### WRITTEN INSTRUCTION
Check every line of the entries that follow, and copy the ones containing "label".

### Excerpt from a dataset
* * * * * * *

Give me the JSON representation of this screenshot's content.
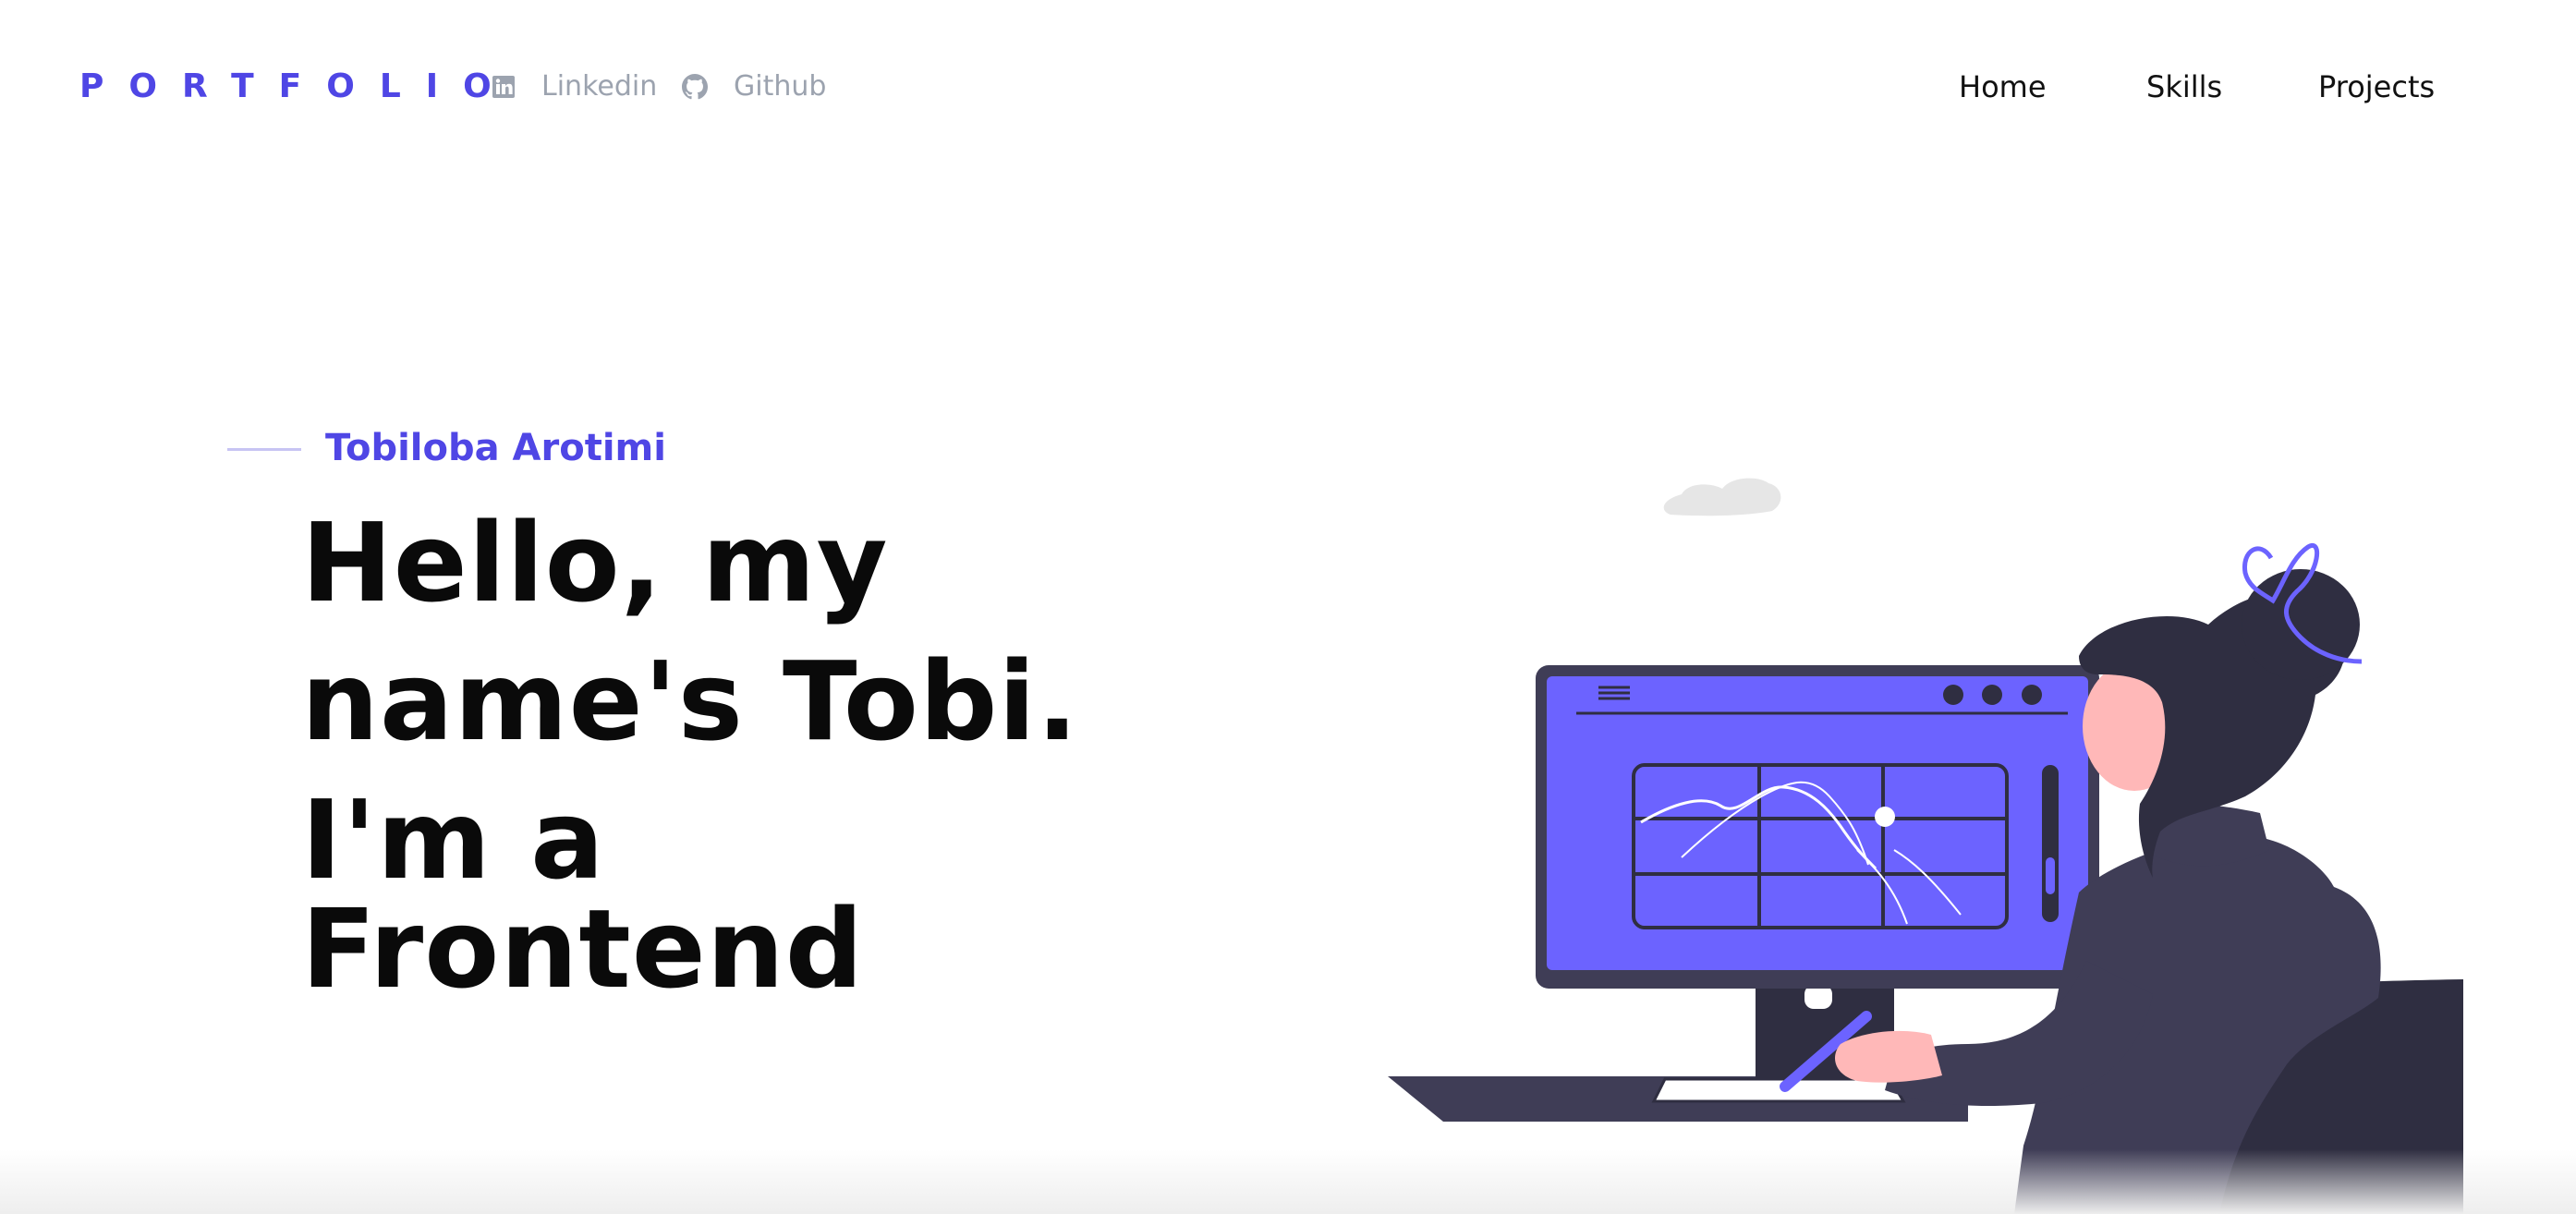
{
  "header": {
    "logo": "PORTFOLIO",
    "social_links": [
      {
        "label": "Linkedin",
        "icon": "linkedin-icon"
      },
      {
        "label": "Github",
        "icon": "github-icon"
      }
    ],
    "nav": [
      {
        "label": "Home"
      },
      {
        "label": "Skills"
      },
      {
        "label": "Projects"
      }
    ]
  },
  "hero": {
    "name": "Tobiloba Arotimi",
    "headline_lines": [
      "Hello, my",
      "name's Tobi.",
      "I'm a",
      "Frontend"
    ],
    "illustration": "woman-at-computer-illustration"
  },
  "colors": {
    "accent": "#4f46e5",
    "screen": "#6c63ff",
    "dark": "#3f3d56",
    "hair": "#2f2e41",
    "skin": "#ffb8b8",
    "muted": "#9ca3af"
  }
}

* * * * * * *

### PROBLEM SOLUTION
        "label": "Linkedin",
        "label": "Github",
        "label": "Home"
        "label": "Skills"
        "label": "Projects"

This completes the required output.